=== RECORDED DATA ===
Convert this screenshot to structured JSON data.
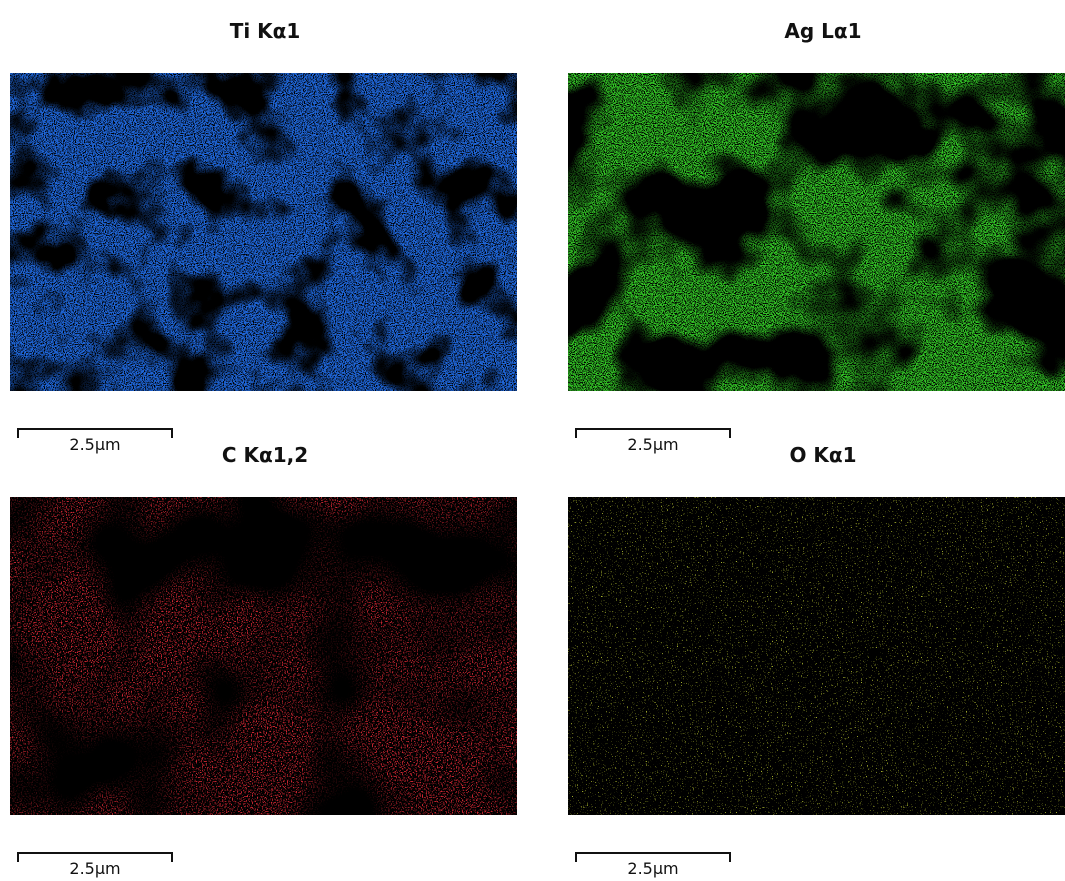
{
  "panels": [
    {
      "title": "Ti Kα1",
      "scale_label": "2.5µm"
    },
    {
      "title": "Ag Lα1",
      "scale_label": "2.5µm"
    },
    {
      "title": "C Kα1,2",
      "scale_label": "2.5µm"
    },
    {
      "title": "O Kα1",
      "scale_label": "2.5µm"
    }
  ]
}
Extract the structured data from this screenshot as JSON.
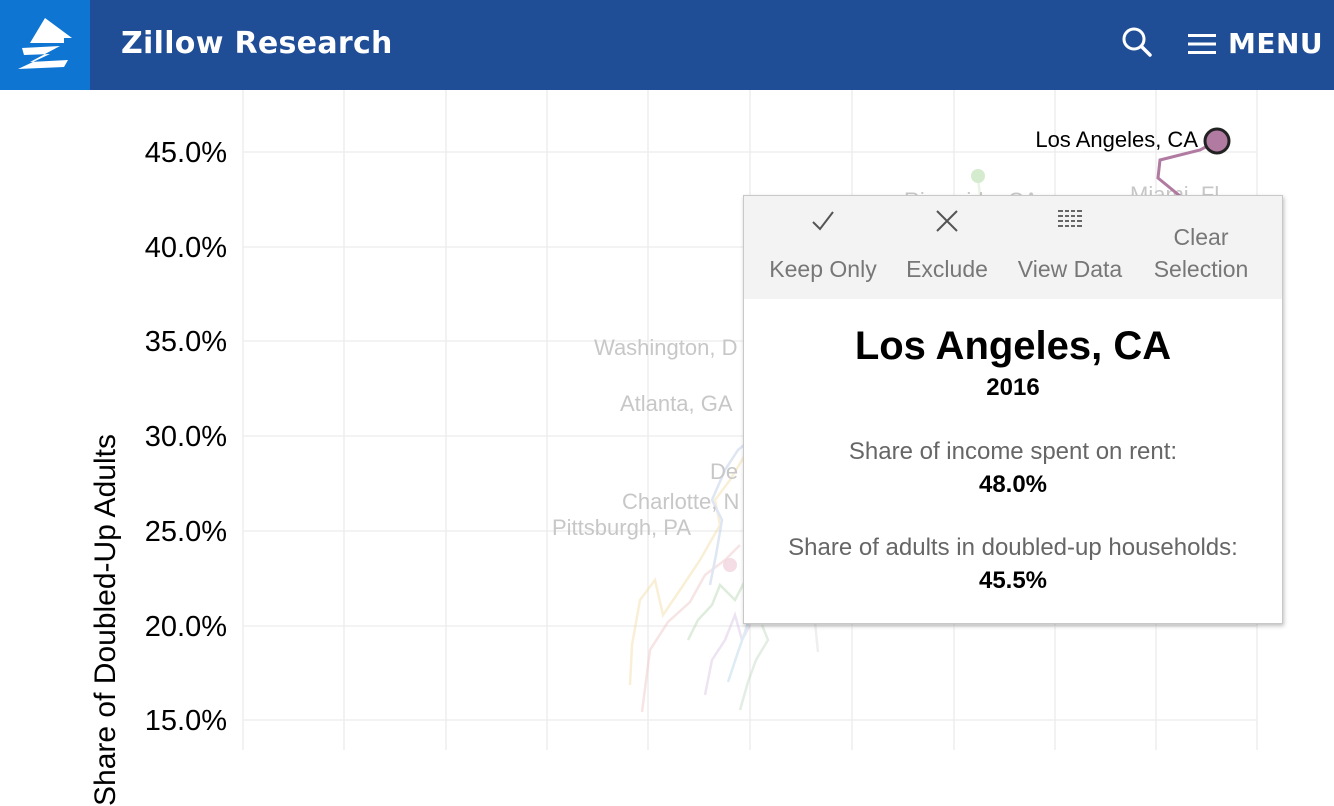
===
_EXERCISE TASK:_
Every entry above is to be set down exactly; the pictures are to be left out.

_REPLY TO THE EXERCISE:_
Convert this screenshot to structured JSON data.
{
  "panels": [
    {
      "title": "Ti Kα1",
      "scale_label": "2.5µm"
    },
    {
      "title": "Ag Lα1",
      "scale_label": "2.5µm"
    },
    {
      "title": "C Kα1,2",
      "scale_label": "2.5µm"
    },
    {
      "title": "O Kα1",
      "scale_label": "2.5µm"
    }
  ]
}
Extract the structured data from this screenshot as JSON.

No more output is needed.